───── RAW RECORDS
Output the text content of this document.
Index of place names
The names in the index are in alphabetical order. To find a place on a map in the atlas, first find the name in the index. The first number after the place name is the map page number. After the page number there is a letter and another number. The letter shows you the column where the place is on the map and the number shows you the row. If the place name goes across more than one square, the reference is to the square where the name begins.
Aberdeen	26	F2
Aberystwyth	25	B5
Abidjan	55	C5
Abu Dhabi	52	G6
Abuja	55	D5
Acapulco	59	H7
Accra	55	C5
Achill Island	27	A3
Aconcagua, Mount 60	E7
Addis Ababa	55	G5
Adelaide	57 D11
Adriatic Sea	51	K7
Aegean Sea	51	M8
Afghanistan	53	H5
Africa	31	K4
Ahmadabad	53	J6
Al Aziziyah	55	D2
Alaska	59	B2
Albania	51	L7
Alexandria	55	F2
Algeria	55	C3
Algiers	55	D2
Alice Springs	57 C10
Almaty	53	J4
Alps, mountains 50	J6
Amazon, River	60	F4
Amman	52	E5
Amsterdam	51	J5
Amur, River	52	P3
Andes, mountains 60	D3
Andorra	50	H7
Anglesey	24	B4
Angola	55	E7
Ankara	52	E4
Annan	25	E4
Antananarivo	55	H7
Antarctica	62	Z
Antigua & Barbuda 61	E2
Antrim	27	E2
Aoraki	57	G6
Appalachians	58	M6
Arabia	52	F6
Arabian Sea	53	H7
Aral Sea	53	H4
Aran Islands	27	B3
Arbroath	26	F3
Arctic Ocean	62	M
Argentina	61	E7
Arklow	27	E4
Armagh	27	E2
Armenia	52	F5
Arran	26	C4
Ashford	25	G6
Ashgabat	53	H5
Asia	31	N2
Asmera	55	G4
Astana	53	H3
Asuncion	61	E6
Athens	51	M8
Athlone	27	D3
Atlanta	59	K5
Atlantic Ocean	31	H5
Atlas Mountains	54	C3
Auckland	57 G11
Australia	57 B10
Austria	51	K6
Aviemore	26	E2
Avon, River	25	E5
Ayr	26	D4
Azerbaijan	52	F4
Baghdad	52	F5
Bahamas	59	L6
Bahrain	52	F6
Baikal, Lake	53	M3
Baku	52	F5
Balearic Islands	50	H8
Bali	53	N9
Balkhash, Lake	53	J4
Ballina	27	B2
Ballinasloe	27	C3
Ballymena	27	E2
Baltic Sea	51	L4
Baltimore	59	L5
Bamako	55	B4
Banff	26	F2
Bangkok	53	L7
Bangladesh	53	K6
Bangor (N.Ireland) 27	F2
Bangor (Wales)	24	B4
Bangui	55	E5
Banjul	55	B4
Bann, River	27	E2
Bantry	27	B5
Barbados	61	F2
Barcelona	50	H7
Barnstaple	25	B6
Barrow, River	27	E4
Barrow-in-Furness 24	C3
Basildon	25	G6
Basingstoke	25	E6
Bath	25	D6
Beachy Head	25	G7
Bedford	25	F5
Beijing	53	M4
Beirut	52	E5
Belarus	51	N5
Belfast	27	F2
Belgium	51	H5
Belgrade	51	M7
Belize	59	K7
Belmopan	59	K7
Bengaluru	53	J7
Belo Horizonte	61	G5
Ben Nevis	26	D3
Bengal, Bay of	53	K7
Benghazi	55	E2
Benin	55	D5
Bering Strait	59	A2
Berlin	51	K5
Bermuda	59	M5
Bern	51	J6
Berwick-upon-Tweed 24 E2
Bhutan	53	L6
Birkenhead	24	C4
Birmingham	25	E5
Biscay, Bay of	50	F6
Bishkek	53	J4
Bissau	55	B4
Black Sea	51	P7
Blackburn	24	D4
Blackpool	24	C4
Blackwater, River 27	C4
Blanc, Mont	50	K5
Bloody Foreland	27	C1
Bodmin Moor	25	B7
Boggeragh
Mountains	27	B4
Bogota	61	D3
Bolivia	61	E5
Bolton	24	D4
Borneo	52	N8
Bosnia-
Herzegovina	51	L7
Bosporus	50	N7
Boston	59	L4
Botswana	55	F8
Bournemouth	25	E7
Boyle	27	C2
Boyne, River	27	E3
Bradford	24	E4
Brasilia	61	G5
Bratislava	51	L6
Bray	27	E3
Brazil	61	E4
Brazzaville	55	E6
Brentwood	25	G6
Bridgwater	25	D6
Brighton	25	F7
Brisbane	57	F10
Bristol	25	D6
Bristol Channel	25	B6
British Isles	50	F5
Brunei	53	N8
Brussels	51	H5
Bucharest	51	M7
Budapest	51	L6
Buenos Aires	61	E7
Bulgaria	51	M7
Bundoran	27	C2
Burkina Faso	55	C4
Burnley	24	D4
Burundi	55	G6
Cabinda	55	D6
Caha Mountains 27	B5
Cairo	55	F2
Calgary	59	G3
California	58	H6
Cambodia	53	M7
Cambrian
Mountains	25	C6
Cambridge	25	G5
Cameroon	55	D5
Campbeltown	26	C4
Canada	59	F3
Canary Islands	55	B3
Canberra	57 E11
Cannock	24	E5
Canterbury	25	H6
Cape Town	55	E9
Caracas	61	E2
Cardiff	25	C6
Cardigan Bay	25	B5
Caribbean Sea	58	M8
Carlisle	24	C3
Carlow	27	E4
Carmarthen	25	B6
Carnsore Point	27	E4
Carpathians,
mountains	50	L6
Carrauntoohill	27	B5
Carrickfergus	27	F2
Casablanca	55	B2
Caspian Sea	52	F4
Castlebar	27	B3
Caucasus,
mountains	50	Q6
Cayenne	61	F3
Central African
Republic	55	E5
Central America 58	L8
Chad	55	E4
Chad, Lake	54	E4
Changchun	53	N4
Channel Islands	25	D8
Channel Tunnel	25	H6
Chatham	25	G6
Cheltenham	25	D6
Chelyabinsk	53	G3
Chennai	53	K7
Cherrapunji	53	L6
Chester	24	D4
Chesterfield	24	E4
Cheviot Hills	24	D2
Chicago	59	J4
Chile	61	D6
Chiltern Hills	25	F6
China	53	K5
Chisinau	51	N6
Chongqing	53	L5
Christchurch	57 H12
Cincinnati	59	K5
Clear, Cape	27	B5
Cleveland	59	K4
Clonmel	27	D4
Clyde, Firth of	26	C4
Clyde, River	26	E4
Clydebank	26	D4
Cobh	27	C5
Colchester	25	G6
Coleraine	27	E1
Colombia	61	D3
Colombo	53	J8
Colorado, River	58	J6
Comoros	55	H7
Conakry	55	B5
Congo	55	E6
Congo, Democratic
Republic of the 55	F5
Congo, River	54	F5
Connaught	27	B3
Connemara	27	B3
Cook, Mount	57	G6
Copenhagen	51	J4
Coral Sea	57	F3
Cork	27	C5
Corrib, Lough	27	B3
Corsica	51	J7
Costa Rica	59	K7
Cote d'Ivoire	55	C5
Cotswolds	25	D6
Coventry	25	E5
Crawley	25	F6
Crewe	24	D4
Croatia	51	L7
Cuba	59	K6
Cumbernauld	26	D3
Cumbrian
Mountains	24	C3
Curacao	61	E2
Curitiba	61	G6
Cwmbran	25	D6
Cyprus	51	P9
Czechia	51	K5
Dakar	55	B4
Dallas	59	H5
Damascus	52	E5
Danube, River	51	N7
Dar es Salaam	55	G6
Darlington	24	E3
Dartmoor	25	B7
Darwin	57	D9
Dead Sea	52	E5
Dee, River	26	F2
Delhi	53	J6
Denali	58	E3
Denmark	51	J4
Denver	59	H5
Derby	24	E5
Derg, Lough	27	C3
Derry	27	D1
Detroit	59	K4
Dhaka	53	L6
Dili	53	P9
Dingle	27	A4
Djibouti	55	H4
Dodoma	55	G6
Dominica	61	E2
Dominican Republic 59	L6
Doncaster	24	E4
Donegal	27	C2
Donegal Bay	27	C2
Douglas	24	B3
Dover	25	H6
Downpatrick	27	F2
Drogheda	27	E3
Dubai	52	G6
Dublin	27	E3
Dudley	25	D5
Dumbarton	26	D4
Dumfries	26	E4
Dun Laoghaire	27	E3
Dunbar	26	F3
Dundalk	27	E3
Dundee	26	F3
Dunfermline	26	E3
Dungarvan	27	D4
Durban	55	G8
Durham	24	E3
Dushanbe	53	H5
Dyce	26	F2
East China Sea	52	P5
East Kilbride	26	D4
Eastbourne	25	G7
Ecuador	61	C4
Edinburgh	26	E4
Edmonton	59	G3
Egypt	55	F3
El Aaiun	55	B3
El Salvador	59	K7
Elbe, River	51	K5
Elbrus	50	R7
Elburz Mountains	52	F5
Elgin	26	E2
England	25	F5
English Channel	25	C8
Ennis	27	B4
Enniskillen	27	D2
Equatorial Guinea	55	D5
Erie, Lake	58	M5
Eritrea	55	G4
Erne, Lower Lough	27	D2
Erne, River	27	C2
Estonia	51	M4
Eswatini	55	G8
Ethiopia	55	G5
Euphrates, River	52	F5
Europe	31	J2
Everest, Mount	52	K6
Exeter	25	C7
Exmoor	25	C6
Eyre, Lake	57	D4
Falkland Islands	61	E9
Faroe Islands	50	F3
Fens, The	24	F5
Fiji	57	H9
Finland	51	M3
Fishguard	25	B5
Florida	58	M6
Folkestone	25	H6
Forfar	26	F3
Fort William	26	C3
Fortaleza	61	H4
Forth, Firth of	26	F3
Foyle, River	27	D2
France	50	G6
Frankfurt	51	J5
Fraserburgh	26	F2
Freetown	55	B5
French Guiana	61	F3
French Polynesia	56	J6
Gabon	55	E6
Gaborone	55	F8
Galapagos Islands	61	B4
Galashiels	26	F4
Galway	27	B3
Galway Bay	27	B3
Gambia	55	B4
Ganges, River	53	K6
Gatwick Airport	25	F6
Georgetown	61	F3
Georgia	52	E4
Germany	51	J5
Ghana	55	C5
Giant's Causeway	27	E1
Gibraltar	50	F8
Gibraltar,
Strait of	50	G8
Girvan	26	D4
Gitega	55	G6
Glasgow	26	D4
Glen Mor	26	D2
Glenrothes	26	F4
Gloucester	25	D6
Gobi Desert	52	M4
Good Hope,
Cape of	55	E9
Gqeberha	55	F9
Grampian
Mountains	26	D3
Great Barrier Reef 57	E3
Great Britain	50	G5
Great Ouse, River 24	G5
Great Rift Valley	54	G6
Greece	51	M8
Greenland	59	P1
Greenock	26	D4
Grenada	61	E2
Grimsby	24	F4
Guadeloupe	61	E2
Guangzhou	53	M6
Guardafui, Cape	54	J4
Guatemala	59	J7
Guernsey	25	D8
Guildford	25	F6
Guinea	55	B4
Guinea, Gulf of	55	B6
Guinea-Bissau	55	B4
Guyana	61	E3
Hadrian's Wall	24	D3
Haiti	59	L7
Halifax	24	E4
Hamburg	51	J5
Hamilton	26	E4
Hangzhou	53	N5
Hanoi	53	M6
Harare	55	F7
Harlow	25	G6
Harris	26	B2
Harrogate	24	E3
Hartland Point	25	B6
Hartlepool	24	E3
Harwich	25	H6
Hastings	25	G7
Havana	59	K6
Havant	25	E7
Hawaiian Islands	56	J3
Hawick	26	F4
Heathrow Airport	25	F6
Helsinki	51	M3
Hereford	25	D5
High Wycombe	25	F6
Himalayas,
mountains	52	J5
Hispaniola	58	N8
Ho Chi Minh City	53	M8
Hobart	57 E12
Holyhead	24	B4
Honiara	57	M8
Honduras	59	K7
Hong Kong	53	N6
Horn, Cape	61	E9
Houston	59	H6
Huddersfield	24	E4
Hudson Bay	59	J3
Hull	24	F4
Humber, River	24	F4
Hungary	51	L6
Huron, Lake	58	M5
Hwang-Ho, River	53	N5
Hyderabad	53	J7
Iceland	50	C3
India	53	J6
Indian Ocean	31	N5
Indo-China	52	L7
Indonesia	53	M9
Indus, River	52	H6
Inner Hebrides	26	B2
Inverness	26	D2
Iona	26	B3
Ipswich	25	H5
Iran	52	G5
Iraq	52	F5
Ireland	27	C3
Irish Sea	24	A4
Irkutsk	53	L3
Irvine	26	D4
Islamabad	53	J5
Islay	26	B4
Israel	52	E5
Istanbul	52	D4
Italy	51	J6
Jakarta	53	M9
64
──────────
WHAT IS ASKED
Identify each line of the material where the word "Point" shows up, and copy it.

ANSWER FOR THE TASK
Carnsore Point	27	E4
Hartland Point	25	B6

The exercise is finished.